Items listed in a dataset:
----

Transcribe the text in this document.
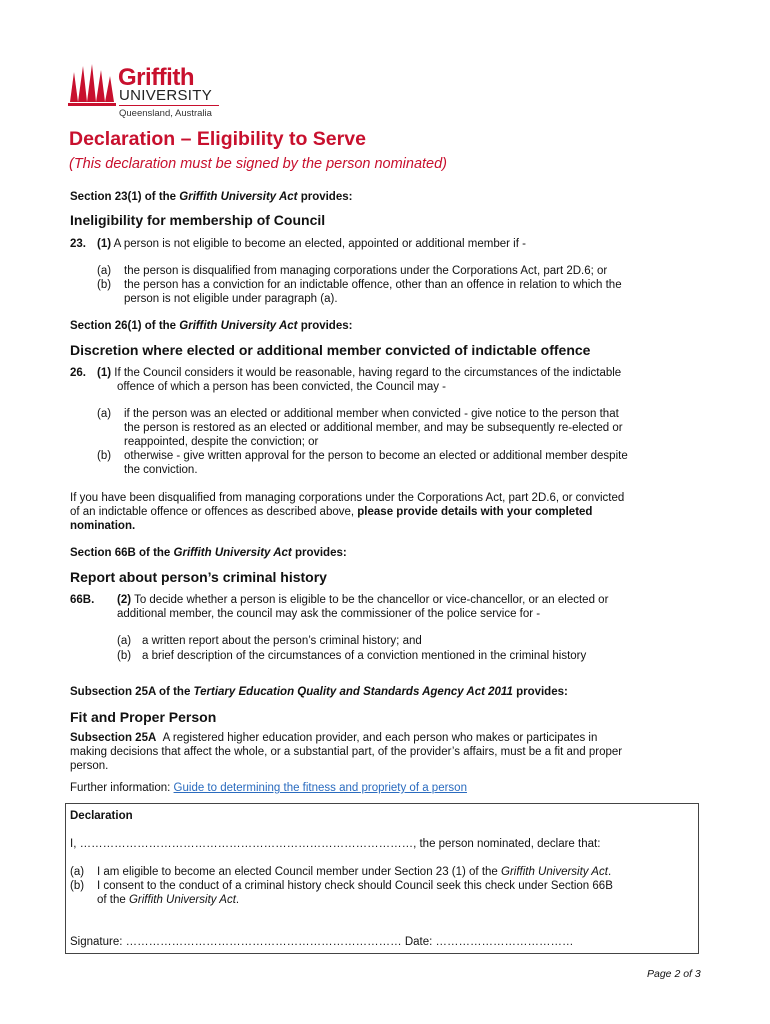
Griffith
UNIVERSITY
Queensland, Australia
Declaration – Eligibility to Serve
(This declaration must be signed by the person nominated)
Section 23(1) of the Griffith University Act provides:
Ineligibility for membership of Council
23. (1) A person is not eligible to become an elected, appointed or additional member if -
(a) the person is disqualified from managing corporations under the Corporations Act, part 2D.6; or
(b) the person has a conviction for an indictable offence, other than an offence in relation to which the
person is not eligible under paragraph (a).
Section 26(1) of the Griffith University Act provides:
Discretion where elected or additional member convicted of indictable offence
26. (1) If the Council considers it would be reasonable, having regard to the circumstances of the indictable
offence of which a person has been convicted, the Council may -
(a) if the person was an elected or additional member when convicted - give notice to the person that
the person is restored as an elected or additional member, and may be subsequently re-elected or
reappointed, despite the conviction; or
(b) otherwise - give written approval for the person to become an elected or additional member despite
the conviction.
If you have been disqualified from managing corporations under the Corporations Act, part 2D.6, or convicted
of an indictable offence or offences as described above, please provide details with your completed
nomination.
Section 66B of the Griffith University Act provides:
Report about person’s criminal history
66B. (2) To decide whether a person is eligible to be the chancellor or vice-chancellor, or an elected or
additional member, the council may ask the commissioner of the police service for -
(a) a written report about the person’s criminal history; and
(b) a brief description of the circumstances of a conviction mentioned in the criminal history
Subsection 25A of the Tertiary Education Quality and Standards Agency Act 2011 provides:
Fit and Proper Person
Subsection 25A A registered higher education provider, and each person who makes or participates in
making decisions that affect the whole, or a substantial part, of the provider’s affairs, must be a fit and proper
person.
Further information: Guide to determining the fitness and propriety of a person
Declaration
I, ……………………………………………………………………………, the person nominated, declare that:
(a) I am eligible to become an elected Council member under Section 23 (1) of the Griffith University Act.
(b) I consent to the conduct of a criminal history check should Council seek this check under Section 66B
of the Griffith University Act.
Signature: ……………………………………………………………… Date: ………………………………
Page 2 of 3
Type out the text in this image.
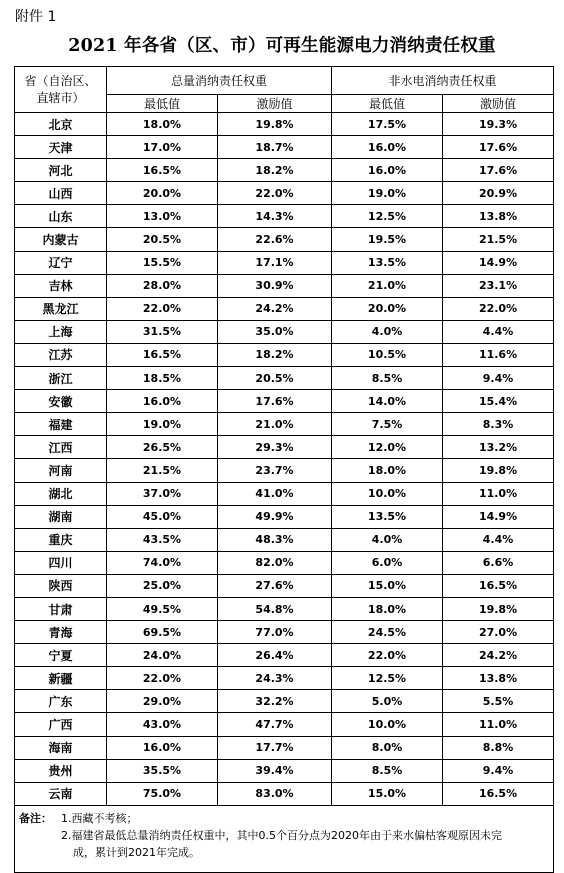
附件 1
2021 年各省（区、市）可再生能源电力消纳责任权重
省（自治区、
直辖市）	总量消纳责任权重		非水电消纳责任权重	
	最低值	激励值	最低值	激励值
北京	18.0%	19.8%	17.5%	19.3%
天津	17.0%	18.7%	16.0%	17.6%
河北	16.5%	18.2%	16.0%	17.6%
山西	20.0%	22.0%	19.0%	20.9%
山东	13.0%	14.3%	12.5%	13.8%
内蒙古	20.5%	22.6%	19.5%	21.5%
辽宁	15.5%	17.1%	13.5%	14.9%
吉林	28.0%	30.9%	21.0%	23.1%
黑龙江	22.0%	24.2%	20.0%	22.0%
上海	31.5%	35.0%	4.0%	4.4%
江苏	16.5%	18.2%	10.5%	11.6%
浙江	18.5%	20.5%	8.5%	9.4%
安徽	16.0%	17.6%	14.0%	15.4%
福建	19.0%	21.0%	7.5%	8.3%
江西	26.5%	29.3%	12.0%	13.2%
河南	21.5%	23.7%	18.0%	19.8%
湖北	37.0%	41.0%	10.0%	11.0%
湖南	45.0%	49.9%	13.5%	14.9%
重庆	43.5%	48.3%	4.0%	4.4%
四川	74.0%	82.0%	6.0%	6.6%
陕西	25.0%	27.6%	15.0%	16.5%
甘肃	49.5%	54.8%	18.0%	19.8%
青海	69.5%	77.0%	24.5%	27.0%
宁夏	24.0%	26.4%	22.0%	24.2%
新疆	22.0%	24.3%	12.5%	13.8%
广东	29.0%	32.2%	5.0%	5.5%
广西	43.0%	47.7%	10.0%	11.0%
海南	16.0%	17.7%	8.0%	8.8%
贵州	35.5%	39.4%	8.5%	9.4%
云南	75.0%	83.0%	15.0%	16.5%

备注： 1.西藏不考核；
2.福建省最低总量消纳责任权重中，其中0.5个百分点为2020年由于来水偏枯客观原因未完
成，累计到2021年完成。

----

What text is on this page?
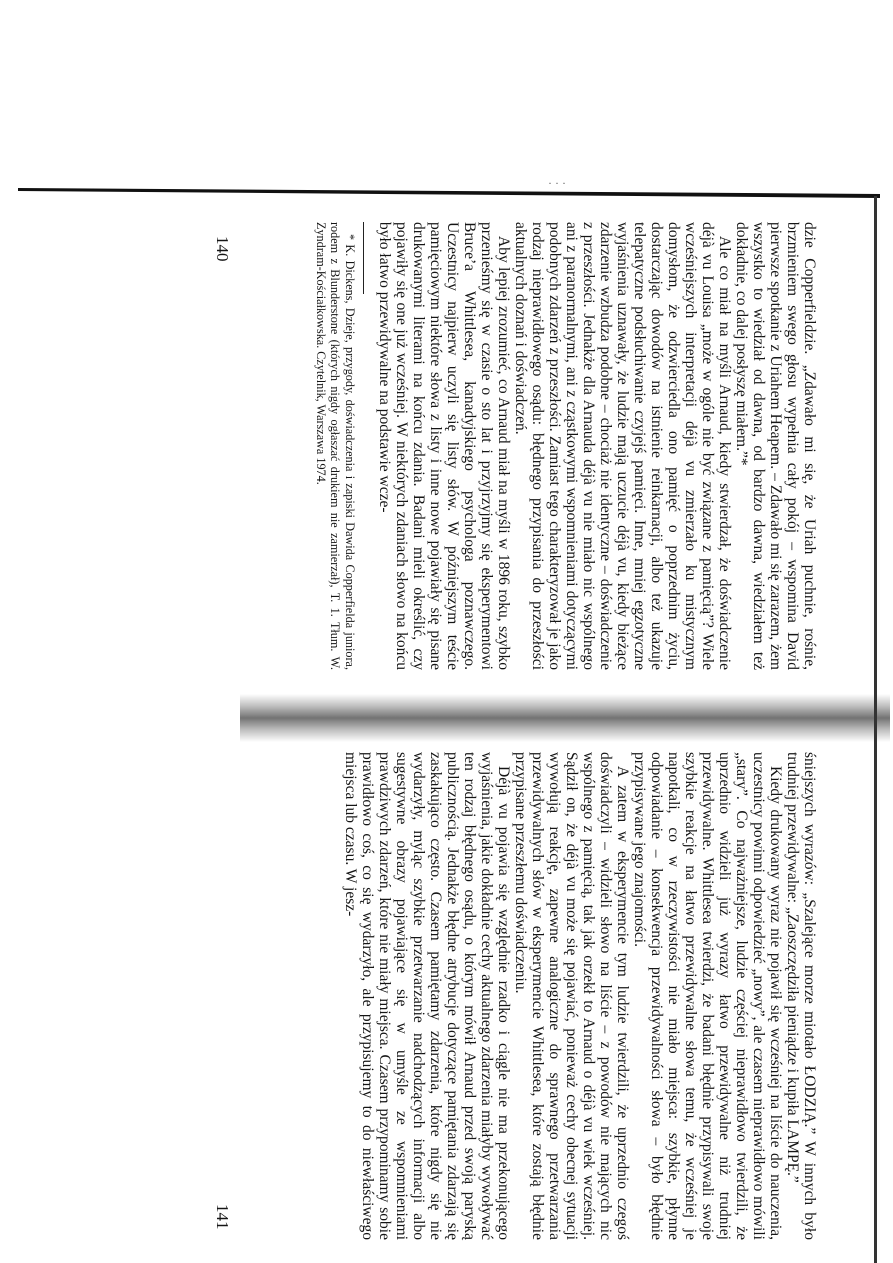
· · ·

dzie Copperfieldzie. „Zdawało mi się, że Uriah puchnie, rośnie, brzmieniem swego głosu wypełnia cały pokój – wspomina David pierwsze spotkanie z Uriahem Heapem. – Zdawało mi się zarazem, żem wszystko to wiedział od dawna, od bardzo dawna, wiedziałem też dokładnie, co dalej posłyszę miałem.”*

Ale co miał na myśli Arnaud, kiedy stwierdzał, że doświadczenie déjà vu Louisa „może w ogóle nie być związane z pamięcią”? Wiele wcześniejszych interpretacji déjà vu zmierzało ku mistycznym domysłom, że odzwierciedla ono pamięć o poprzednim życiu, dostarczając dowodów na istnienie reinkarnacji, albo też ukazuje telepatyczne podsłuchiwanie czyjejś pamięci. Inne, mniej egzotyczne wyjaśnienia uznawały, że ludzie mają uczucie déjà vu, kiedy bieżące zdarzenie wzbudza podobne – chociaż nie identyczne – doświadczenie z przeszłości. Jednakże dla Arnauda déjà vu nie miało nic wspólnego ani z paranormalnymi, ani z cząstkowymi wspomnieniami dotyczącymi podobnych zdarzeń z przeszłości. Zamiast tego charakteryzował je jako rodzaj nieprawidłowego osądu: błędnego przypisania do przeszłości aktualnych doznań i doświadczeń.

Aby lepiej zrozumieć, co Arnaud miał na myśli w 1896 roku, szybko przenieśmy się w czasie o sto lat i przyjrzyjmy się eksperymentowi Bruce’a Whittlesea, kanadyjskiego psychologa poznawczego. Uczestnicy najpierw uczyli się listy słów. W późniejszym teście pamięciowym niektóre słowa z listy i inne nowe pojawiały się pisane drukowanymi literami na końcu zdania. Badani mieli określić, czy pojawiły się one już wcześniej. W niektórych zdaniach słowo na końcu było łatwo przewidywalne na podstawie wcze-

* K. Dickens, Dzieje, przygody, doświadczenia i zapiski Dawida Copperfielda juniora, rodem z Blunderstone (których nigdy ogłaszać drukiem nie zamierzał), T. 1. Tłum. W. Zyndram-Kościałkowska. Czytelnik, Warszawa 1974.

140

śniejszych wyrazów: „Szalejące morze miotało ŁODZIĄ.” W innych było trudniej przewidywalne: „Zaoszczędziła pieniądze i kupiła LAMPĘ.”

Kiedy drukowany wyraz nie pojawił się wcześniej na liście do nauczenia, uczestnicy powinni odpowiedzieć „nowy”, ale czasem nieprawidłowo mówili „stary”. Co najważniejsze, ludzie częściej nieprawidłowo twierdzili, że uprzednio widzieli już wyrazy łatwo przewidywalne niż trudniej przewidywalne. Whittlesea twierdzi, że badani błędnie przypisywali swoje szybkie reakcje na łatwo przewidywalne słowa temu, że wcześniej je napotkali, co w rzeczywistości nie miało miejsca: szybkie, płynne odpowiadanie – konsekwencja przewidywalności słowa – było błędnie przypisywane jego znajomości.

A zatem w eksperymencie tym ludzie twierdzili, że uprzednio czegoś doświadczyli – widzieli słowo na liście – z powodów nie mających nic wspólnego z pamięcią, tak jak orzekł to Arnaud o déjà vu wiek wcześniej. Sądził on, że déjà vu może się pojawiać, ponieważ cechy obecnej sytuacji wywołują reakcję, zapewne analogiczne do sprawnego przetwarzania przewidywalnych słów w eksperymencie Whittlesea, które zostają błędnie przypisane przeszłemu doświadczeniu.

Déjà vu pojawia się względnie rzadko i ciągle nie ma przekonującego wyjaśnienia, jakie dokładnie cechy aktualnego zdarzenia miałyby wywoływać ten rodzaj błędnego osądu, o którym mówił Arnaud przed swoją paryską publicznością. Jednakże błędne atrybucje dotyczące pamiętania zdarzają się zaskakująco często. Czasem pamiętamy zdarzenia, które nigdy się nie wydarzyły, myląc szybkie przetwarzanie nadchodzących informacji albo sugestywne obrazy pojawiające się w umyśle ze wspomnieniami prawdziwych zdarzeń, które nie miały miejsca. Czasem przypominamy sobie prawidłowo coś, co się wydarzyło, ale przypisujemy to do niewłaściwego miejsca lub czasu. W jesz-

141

----

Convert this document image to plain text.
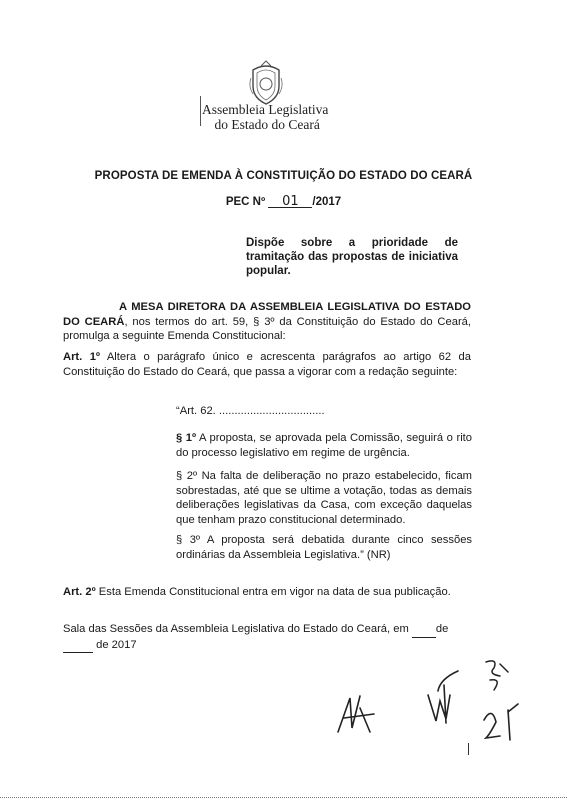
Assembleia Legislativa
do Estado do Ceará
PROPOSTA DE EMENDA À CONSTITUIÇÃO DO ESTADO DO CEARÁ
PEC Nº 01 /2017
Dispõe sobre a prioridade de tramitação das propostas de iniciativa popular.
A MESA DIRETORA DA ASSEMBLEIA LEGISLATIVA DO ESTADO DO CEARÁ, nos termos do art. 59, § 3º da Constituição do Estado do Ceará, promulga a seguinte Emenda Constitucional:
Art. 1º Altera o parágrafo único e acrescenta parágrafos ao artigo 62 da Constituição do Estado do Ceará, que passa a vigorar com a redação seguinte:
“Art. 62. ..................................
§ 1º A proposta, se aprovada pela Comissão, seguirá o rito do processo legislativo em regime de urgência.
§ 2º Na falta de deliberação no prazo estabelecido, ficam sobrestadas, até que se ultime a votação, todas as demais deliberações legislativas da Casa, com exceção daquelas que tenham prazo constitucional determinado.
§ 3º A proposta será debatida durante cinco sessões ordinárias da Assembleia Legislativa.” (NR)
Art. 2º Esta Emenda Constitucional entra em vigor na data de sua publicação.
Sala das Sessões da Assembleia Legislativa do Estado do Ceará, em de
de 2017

----

- **Description of the task**
Pull every line containing "about" out of the records.

- **Written response**
Report about person’s criminal history
(a) a written report about the person’s criminal history; and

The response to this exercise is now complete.